■ **Your task**: Write each line out exactly, leaving none out.

■ **Dataset entries**:
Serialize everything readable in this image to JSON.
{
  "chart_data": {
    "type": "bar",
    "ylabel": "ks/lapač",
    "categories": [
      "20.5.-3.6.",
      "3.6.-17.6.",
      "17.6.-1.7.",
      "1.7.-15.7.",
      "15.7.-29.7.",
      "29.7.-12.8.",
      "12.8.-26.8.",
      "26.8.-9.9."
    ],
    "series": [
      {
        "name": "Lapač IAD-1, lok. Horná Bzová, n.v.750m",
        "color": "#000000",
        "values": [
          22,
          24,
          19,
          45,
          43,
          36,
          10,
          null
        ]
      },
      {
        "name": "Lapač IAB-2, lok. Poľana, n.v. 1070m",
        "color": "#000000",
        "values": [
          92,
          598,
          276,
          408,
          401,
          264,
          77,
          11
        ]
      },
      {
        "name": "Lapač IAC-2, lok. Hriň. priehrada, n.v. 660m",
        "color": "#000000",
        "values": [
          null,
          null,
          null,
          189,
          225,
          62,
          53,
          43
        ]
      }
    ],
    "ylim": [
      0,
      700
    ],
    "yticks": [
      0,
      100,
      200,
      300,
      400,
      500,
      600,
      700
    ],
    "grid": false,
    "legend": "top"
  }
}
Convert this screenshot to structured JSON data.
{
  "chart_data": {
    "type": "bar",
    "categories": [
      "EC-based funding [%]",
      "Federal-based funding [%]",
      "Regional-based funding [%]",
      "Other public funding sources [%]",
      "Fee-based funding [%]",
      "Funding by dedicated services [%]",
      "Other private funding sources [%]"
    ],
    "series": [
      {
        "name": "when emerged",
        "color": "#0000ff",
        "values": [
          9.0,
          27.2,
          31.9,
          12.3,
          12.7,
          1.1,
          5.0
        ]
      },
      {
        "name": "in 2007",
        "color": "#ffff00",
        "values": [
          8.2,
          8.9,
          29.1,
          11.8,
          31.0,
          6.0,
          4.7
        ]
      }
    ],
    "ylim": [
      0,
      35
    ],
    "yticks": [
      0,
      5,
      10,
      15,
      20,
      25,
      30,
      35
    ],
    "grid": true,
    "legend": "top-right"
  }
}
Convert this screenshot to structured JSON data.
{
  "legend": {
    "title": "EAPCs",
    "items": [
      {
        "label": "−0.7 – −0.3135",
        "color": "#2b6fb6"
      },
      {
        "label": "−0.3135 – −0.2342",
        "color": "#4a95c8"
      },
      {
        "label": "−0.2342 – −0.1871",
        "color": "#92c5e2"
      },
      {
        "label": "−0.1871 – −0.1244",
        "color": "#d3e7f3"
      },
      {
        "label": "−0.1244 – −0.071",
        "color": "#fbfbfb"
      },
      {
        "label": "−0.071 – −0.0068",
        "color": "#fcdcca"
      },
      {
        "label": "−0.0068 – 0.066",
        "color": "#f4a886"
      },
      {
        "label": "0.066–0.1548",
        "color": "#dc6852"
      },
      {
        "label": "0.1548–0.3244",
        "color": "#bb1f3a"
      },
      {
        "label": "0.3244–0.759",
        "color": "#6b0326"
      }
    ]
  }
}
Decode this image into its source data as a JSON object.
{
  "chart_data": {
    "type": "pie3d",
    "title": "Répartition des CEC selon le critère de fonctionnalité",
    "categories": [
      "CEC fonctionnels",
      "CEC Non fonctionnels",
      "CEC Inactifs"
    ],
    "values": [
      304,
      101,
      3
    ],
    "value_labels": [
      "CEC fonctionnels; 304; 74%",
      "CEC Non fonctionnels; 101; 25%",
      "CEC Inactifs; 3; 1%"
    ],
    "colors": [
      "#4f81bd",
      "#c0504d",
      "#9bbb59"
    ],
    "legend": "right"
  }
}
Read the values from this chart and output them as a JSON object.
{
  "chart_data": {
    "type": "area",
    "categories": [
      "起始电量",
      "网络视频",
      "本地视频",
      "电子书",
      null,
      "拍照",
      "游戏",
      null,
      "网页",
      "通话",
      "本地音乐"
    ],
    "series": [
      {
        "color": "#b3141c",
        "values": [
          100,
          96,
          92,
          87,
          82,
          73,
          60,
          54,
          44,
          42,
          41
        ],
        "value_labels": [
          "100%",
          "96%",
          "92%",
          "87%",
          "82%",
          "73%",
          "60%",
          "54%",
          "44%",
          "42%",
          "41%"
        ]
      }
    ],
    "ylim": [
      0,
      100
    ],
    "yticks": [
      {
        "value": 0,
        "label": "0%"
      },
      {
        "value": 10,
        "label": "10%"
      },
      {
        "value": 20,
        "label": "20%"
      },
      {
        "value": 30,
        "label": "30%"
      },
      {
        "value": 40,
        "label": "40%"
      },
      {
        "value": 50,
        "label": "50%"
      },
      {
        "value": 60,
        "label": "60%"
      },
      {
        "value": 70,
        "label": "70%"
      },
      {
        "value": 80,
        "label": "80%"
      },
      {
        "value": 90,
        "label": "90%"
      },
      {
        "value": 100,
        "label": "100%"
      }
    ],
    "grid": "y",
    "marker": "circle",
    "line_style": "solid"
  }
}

■ **Full answer**:
Serialize everything readable in this image to JSON.
{
  "chart_data": {
    "type": "bar",
    "ylabel": "ks/lapač",
    "categories": [
      "20.5.-3.6.",
      "3.6.-17.6.",
      "17.6.-1.7.",
      "1.7.-15.7.",
      "15.7.-29.7.",
      "29.7.-12.8.",
      "12.8.-26.8.",
      "26.8.-9.9."
    ],
    "series": [
      {
        "name": "Lapač IAD-1, lok. Horná Bzová, n.v.750m",
        "color": "#000000",
        "values": [
          22,
          24,
          19,
          45,
          43,
          36,
          10,
          null
        ]
      },
      {
        "name": "Lapač IAB-2, lok. Poľana, n.v. 1070m",
        "color": "#000000",
        "values": [
          92,
          598,
          276,
          408,
          401,
          264,
          77,
          11
        ]
      },
      {
        "name": "Lapač IAC-2, lok. Hriň. priehrada, n.v. 660m",
        "color": "#000000",
        "values": [
          null,
          null,
          null,
          189,
          225,
          62,
          53,
          43
        ]
      }
    ],
    "ylim": [
      0,
      700
    ],
    "yticks": [
      0,
      100,
      200,
      300,
      400,
      500,
      600,
      700
    ],
    "grid": false,
    "legend": "top"
  }
}
Convert this screenshot to structured JSON data.
{
  "chart_data": {
    "type": "bar",
    "categories": [
      "EC-based funding [%]",
      "Federal-based funding [%]",
      "Regional-based funding [%]",
      "Other public funding sources [%]",
      "Fee-based funding [%]",
      "Funding by dedicated services [%]",
      "Other private funding sources [%]"
    ],
    "series": [
      {
        "name": "when emerged",
        "color": "#0000ff",
        "values": [
          9.0,
          27.2,
          31.9,
          12.3,
          12.7,
          1.1,
          5.0
        ]
      },
      {
        "name": "in 2007",
        "color": "#ffff00",
        "values": [
          8.2,
          8.9,
          29.1,
          11.8,
          31.0,
          6.0,
          4.7
        ]
      }
    ],
    "ylim": [
      0,
      35
    ],
    "yticks": [
      0,
      5,
      10,
      15,
      20,
      25,
      30,
      35
    ],
    "grid": true,
    "legend": "top-right"
  }
}
Convert this screenshot to structured JSON data.
{
  "legend": {
    "title": "EAPCs",
    "items": [
      {
        "label": "−0.7 – −0.3135",
        "color": "#2b6fb6"
      },
      {
        "label": "−0.3135 – −0.2342",
        "color": "#4a95c8"
      },
      {
        "label": "−0.2342 – −0.1871",
        "color": "#92c5e2"
      },
      {
        "label": "−0.1871 – −0.1244",
        "color": "#d3e7f3"
      },
      {
        "label": "−0.1244 – −0.071",
        "color": "#fbfbfb"
      },
      {
        "label": "−0.071 – −0.0068",
        "color": "#fcdcca"
      },
      {
        "label": "−0.0068 – 0.066",
        "color": "#f4a886"
      },
      {
        "label": "0.066–0.1548",
        "color": "#dc6852"
      },
      {
        "label": "0.1548–0.3244",
        "color": "#bb1f3a"
      },
      {
        "label": "0.3244–0.759",
        "color": "#6b0326"
      }
    ]
  }
}
Decode this image into its source data as a JSON object.
{
  "chart_data": {
    "type": "pie3d",
    "title": "Répartition des CEC selon le critère de fonctionnalité",
    "categories": [
      "CEC fonctionnels",
      "CEC Non fonctionnels",
      "CEC Inactifs"
    ],
    "values": [
      304,
      101,
      3
    ],
    "value_labels": [
      "CEC fonctionnels; 304; 74%",
      "CEC Non fonctionnels; 101; 25%",
      "CEC Inactifs; 3; 1%"
    ],
    "colors": [
      "#4f81bd",
      "#c0504d",
      "#9bbb59"
    ],
    "legend": "right"
  }
}
Read the values from this chart and output them as a JSON object.
{
  "chart_data": {
    "type": "area",
    "categories": [
      "起始电量",
      "网络视频",
      "本地视频",
      "电子书",
      null,
      "拍照",
      "游戏",
      null,
      "网页",
      "通话",
      "本地音乐"
    ],
    "series": [
      {
        "color": "#b3141c",
        "values": [
          100,
          96,
          92,
          87,
          82,
          73,
          60,
          54,
          44,
          42,
          41
        ],
        "value_labels": [
          "100%",
          "96%",
          "92%",
          "87%",
          "82%",
          "73%",
          "60%",
          "54%",
          "44%",
          "42%",
          "41%"
        ]
      }
    ],
    "ylim": [
      0,
      100
    ],
    "yticks": [
      {
        "value": 0,
        "label": "0%"
      },
      {
        "value": 10,
        "label": "10%"
      },
      {
        "value": 20,
        "label": "20%"
      },
      {
        "value": 30,
        "label": "30%"
      },
      {
        "value": 40,
        "label": "40%"
      },
      {
        "value": 50,
        "label": "50%"
      },
      {
        "value": 60,
        "label": "60%"
      },
      {
        "value": 70,
        "label": "70%"
      },
      {
        "value": 80,
        "label": "80%"
      },
      {
        "value": 90,
        "label": "90%"
      },
      {
        "value": 100,
        "label": "100%"
      }
    ],
    "grid": "y",
    "marker": "circle",
    "line_style": "solid"
  }
}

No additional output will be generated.